⟨
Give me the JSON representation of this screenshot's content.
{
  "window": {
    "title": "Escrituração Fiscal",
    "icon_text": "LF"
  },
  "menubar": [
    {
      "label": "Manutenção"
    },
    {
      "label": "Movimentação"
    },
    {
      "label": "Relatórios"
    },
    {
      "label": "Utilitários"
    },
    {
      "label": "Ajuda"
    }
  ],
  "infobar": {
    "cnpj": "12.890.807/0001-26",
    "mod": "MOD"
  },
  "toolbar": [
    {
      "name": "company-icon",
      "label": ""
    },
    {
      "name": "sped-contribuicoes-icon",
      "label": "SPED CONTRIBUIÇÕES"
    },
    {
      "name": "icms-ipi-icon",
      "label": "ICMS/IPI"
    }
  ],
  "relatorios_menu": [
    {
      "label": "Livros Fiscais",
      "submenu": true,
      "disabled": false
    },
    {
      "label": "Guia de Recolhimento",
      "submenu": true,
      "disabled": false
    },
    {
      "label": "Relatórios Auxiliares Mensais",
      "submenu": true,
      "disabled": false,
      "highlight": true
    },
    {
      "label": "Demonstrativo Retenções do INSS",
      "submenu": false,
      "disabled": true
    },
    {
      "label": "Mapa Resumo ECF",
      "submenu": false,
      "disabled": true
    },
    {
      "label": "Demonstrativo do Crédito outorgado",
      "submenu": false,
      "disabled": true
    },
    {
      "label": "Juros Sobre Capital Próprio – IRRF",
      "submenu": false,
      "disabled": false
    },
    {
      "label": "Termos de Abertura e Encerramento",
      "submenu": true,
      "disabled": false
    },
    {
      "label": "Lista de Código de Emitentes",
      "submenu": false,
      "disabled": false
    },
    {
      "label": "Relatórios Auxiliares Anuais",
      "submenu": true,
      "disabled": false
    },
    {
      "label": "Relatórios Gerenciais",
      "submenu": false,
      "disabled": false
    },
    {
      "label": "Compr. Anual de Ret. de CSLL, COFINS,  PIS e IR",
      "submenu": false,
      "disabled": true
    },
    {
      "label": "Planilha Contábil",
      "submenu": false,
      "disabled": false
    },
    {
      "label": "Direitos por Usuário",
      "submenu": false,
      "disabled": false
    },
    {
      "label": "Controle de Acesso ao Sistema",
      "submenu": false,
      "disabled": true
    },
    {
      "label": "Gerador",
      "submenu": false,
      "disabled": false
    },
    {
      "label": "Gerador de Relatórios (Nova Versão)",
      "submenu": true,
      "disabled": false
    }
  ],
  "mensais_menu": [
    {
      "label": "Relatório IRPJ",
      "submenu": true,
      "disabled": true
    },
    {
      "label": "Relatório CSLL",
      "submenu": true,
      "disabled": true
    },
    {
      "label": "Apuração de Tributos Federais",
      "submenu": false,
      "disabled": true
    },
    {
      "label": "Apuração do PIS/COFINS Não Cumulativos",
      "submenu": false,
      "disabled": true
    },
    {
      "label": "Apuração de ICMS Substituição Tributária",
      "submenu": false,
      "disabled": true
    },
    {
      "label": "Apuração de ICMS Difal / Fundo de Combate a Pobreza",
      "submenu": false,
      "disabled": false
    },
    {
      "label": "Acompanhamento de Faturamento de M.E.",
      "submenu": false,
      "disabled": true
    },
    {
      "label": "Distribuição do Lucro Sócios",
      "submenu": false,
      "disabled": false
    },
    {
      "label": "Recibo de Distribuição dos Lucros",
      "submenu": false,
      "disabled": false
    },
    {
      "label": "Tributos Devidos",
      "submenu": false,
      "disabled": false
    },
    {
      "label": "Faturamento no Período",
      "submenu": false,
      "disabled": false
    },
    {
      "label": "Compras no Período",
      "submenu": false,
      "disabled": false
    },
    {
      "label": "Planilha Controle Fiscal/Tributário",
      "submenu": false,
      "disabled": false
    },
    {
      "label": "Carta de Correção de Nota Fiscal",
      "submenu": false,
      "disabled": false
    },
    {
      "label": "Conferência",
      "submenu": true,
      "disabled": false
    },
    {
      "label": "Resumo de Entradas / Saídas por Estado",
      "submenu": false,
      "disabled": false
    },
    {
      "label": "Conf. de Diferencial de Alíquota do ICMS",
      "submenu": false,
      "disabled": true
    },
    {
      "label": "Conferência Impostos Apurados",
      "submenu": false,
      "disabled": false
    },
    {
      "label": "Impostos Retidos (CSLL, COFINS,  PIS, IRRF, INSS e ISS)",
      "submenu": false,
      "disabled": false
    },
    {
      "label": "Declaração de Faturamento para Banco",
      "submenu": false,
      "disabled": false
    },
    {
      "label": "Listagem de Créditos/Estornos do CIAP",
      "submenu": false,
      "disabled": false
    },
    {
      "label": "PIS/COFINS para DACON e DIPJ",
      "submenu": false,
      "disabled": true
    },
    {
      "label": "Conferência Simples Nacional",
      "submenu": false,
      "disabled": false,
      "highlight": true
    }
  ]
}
⟩
§ **Problem to solve**
Using the records above, select and copy every line that has the word "Distribuição".

§ **Correct result**
      "label": "Distribuição do Lucro Sócios",
      "label": "Recibo de Distribuição dos Lucros",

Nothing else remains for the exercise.